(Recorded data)
□ □ □

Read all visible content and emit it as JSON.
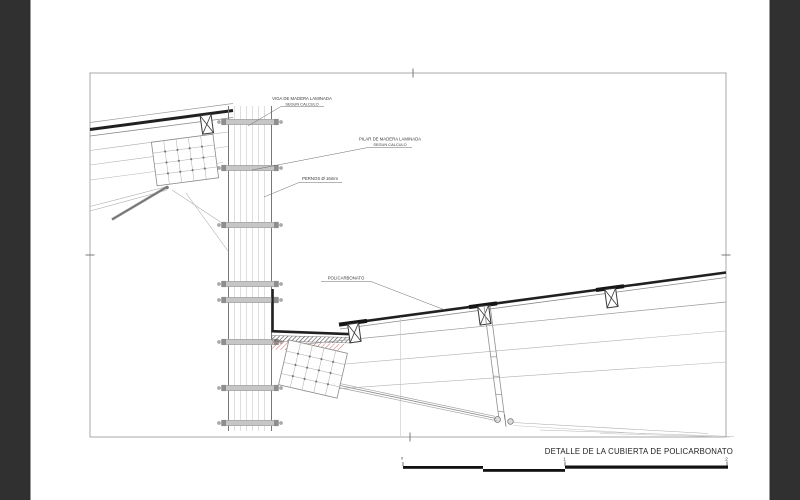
{
  "viewer": {
    "background_color": "#303030",
    "paper_color": "#ffffff"
  },
  "drawing": {
    "title": "DETALLE DE LA CUBIERTA DE POLICARBONATO",
    "annotations": [
      {
        "line1": "VIGA DE MADERA LAMINADA",
        "line2": "SEGUN CALCULO"
      },
      {
        "line1": "PILAR DE MADERA LAMINADA",
        "line2": "SEGUN CALCULO"
      },
      {
        "line1": "PERNOS Ø 16mm"
      },
      {
        "line1": "POLICARBONATO"
      }
    ],
    "scale_bar": {
      "labels": [
        "0",
        "1",
        "2"
      ]
    },
    "colors": {
      "heavy_line": "#202020",
      "medium_line": "#6a6a6a",
      "light_line": "#b5b5b5",
      "hatch_red": "#c25b5b",
      "frame_line": "#a8a8a8",
      "connector_fill": "#c6c6c6"
    }
  }
}
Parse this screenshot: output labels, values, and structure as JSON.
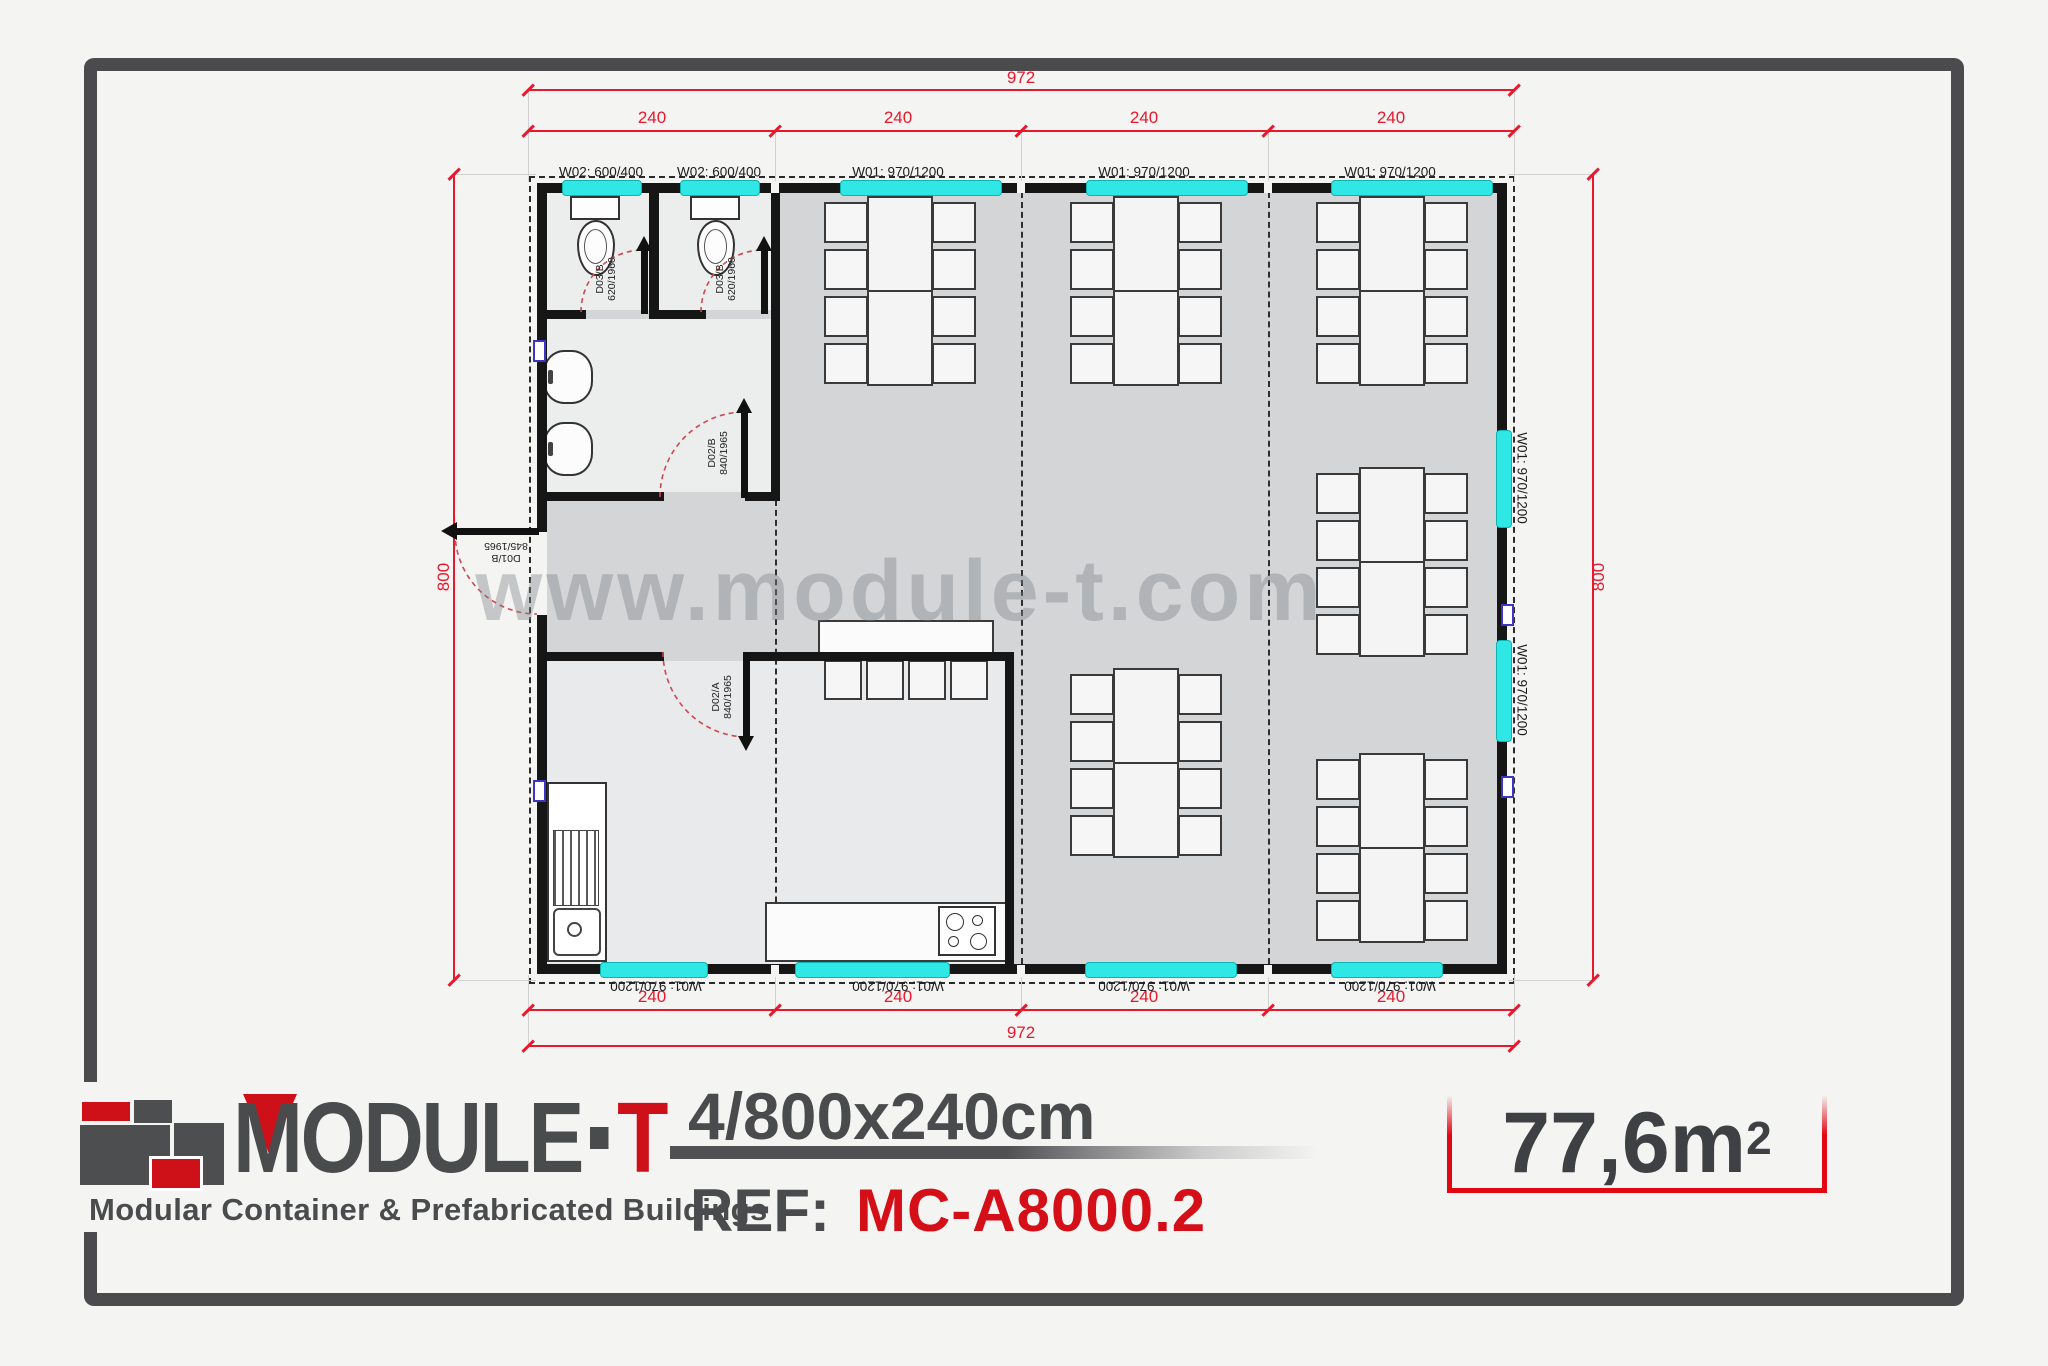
{
  "branding": {
    "wordmark_main": "MODULE",
    "wordmark_t": "T",
    "tagline": "Modular Container & Prefabricated Buildings"
  },
  "spec": {
    "size_label": "4/800x240cm",
    "ref_label": "REF:",
    "ref_value": "MC-A8000.2",
    "area_value": "77,6m",
    "area_exponent": "2"
  },
  "watermark": "www.module-t.com",
  "dimensions": {
    "top_total": "972",
    "bottom_total": "972",
    "top_segments": [
      "240",
      "240",
      "240",
      "240"
    ],
    "bottom_segments": [
      "240",
      "240",
      "240",
      "240"
    ],
    "left_total": "800",
    "right_total": "800"
  },
  "windows": {
    "top_labels": [
      "W02: 600/400",
      "W02: 600/400",
      "W01: 970/1200",
      "W01: 970/1200",
      "W01: 970/1200"
    ],
    "bottom_labels": [
      "W01: 970/1200",
      "W01: 970/1200",
      "W01: 970/1200",
      "W01: 970/1200"
    ],
    "right_labels": [
      "W01: 970/1200",
      "W01: 970/1200"
    ]
  },
  "doors": {
    "d03_1": {
      "line1": "D03/B",
      "line2": "620/1960"
    },
    "d03_2": {
      "line1": "D03/B",
      "line2": "620/1960"
    },
    "d02_b": {
      "line1": "D02/B",
      "line2": "840/1965"
    },
    "d02_a": {
      "line1": "D02/A",
      "line2": "840/1965"
    },
    "d01_b": {
      "line1": "D01/B",
      "line2": "845/1965"
    }
  }
}
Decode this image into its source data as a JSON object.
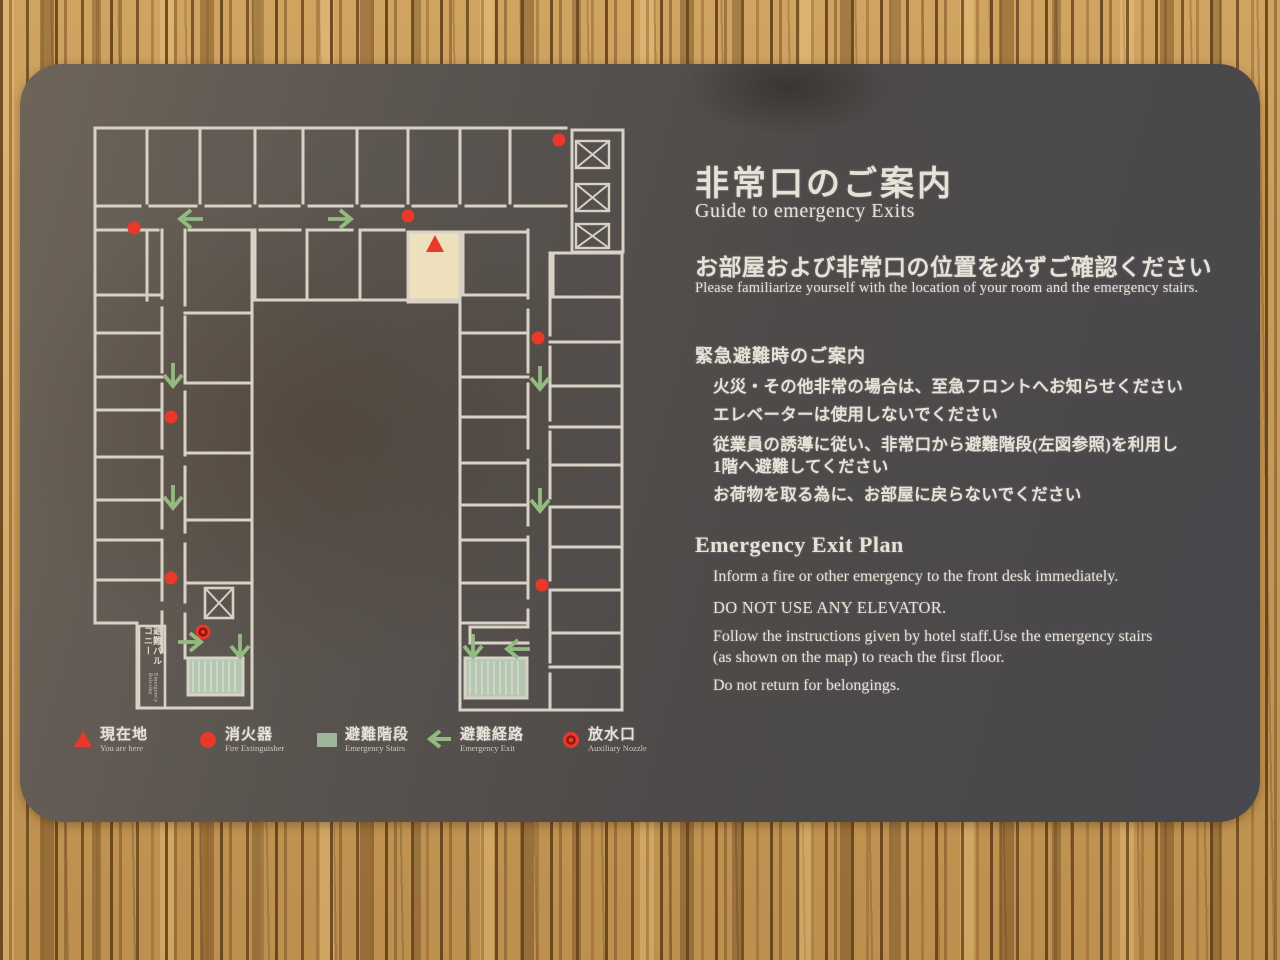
{
  "sign": {
    "title_jp": "非常口のご案内",
    "title_en": "Guide to emergency Exits",
    "notice_jp": "お部屋および非常口の位置を必ずご確認ください",
    "notice_en": "Please familiarize yourself with the location of your room and the emergency stairs.",
    "evac_heading_jp": "緊急避難時のご案内",
    "evac_items_jp": [
      "火災・その他非常の場合は、至急フロントへお知らせください",
      "エレベーターは使用しないでください",
      "従業員の誘導に従い、非常口から避難階段(左図参照)を利用し\n1階へ避難してください",
      "お荷物を取る為に、お部屋に戻らないでください"
    ],
    "plan_heading_en": "Emergency Exit Plan",
    "plan_items_en": [
      "Inform a fire or other emergency to the front desk immediately.",
      "DO NOT USE ANY ELEVATOR.",
      "Follow the instructions given by hotel staff.Use the emergency stairs\n(as shown on the map) to reach the first floor.",
      "Do not return for belongings."
    ]
  },
  "legend": [
    {
      "symbol": "triangle",
      "jp": "現在地",
      "en": "You are here"
    },
    {
      "symbol": "dot",
      "jp": "消火器",
      "en": "Fire Extinguisher"
    },
    {
      "symbol": "square",
      "jp": "避難階段",
      "en": "Emergency Stairs"
    },
    {
      "symbol": "arrow",
      "jp": "避難経路",
      "en": "Emergency Exit"
    },
    {
      "symbol": "nozzle",
      "jp": "放水口",
      "en": "Auxiliary Nozzle"
    }
  ],
  "map": {
    "balcony_label_jp": "避難バルコニー",
    "balcony_label_en": "Emergency Balcony",
    "colors": {
      "wall": "#d8d2c6",
      "red": "#e8392a",
      "nozzle_ring": "#8d170c",
      "green": "#93bb80",
      "stairs": "#b5c7b1",
      "highlight": "#eee0bc"
    },
    "markers": {
      "extinguishers": [
        [
          134,
          228
        ],
        [
          408,
          216
        ],
        [
          559,
          140
        ],
        [
          171,
          417
        ],
        [
          171,
          578
        ],
        [
          538,
          338
        ],
        [
          542,
          585
        ]
      ],
      "you_are_here": [
        435,
        245
      ],
      "nozzle": [
        203,
        632
      ],
      "arrows": [
        {
          "dir": "left",
          "x": 191,
          "y": 219
        },
        {
          "dir": "right",
          "x": 340,
          "y": 219
        },
        {
          "dir": "down",
          "x": 173,
          "y": 375
        },
        {
          "dir": "down",
          "x": 173,
          "y": 497
        },
        {
          "dir": "down",
          "x": 540,
          "y": 378
        },
        {
          "dir": "down",
          "x": 540,
          "y": 500
        },
        {
          "dir": "right",
          "x": 190,
          "y": 642
        },
        {
          "dir": "down",
          "x": 240,
          "y": 646
        },
        {
          "dir": "down",
          "x": 473,
          "y": 646
        },
        {
          "dir": "left",
          "x": 518,
          "y": 649
        }
      ]
    }
  }
}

□ □ □

## What you will do
Without the pictures, print the whole listing exactly as given.

## Full solution
Read all visible content and emit it as JSON.
{
  "viewer": {
    "background_color": "#303030",
    "paper_color": "#ffffff"
  },
  "drawing": {
    "title": "DETALLE DE LA CUBIERTA DE POLICARBONATO",
    "annotations": [
      {
        "line1": "VIGA DE MADERA LAMINADA",
        "line2": "SEGUN CALCULO"
      },
      {
        "line1": "PILAR DE MADERA LAMINADA",
        "line2": "SEGUN CALCULO"
      },
      {
        "line1": "PERNOS Ø 16mm"
      },
      {
        "line1": "POLICARBONATO"
      }
    ],
    "scale_bar": {
      "labels": [
        "0",
        "1",
        "2"
      ]
    },
    "colors": {
      "heavy_line": "#202020",
      "medium_line": "#6a6a6a",
      "light_line": "#b5b5b5",
      "hatch_red": "#c25b5b",
      "frame_line": "#a8a8a8",
      "connector_fill": "#c6c6c6"
    }
  }
}
Parse this screenshot: output labels, values, and structure as JSON.
{
  "branding": {
    "wordmark_main": "MODULE",
    "wordmark_t": "T",
    "tagline": "Modular Container & Prefabricated Buildings"
  },
  "spec": {
    "size_label": "4/800x240cm",
    "ref_label": "REF:",
    "ref_value": "MC-A8000.2",
    "area_value": "77,6m",
    "area_exponent": "2"
  },
  "watermark": "www.module-t.com",
  "dimensions": {
    "top_total": "972",
    "bottom_total": "972",
    "top_segments": [
      "240",
      "240",
      "240",
      "240"
    ],
    "bottom_segments": [
      "240",
      "240",
      "240",
      "240"
    ],
    "left_total": "800",
    "right_total": "800"
  },
  "windows": {
    "top_labels": [
      "W02: 600/400",
      "W02: 600/400",
      "W01: 970/1200",
      "W01: 970/1200",
      "W01: 970/1200"
    ],
    "bottom_labels": [
      "W01: 970/1200",
      "W01: 970/1200",
      "W01: 970/1200",
      "W01: 970/1200"
    ],
    "right_labels": [
      "W01: 970/1200",
      "W01: 970/1200"
    ]
  },
  "doors": {
    "d03_1": {
      "line1": "D03/B",
      "line2": "620/1960"
    },
    "d03_2": {
      "line1": "D03/B",
      "line2": "620/1960"
    },
    "d02_b": {
      "line1": "D02/B",
      "line2": "840/1965"
    },
    "d02_a": {
      "line1": "D02/A",
      "line2": "840/1965"
    },
    "d01_b": {
      "line1": "D01/B",
      "line2": "845/1965"
    }
  }
}
Decode this image into its source data as a JSON object.
{
  "sign": {
    "title_jp": "非常口のご案内",
    "title_en": "Guide to emergency Exits",
    "notice_jp": "お部屋および非常口の位置を必ずご確認ください",
    "notice_en": "Please familiarize yourself with the location of your room and the emergency stairs.",
    "evac_heading_jp": "緊急避難時のご案内",
    "evac_items_jp": [
      "火災・その他非常の場合は、至急フロントへお知らせください",
      "エレベーターは使用しないでください",
      "従業員の誘導に従い、非常口から避難階段(左図参照)を利用し\n1階へ避難してください",
      "お荷物を取る為に、お部屋に戻らないでください"
    ],
    "plan_heading_en": "Emergency Exit Plan",
    "plan_items_en": [
      "Inform a fire or other emergency to the front desk immediately.",
      "DO NOT USE ANY ELEVATOR.",
      "Follow the instructions given by hotel staff.Use the emergency stairs\n(as shown on the map) to reach the first floor.",
      "Do not return for belongings."
    ]
  },
  "legend": [
    {
      "symbol": "triangle",
      "jp": "現在地",
      "en": "You are here"
    },
    {
      "symbol": "dot",
      "jp": "消火器",
      "en": "Fire Extinguisher"
    },
    {
      "symbol": "square",
      "jp": "避難階段",
      "en": "Emergency Stairs"
    },
    {
      "symbol": "arrow",
      "jp": "避難経路",
      "en": "Emergency Exit"
    },
    {
      "symbol": "nozzle",
      "jp": "放水口",
      "en": "Auxiliary Nozzle"
    }
  ],
  "map": {
    "balcony_label_jp": "避難バルコニー",
    "balcony_label_en": "Emergency Balcony",
    "colors": {
      "wall": "#d8d2c6",
      "red": "#e8392a",
      "nozzle_ring": "#8d170c",
      "green": "#93bb80",
      "stairs": "#b5c7b1",
      "highlight": "#eee0bc"
    },
    "markers": {
      "extinguishers": [
        [
          134,
          228
        ],
        [
          408,
          216
        ],
        [
          559,
          140
        ],
        [
          171,
          417
        ],
        [
          171,
          578
        ],
        [
          538,
          338
        ],
        [
          542,
          585
        ]
      ],
      "you_are_here": [
        435,
        245
      ],
      "nozzle": [
        203,
        632
      ],
      "arrows": [
        {
          "dir": "left",
          "x": 191,
          "y": 219
        },
        {
          "dir": "right",
          "x": 340,
          "y": 219
        },
        {
          "dir": "down",
          "x": 173,
          "y": 375
        },
        {
          "dir": "down",
          "x": 173,
          "y": 497
        },
        {
          "dir": "down",
          "x": 540,
          "y": 378
        },
        {
          "dir": "down",
          "x": 540,
          "y": 500
        },
        {
          "dir": "right",
          "x": 190,
          "y": 642
        },
        {
          "dir": "down",
          "x": 240,
          "y": 646
        },
        {
          "dir": "down",
          "x": 473,
          "y": 646
        },
        {
          "dir": "left",
          "x": 518,
          "y": 649
        }
      ]
    }
  }
}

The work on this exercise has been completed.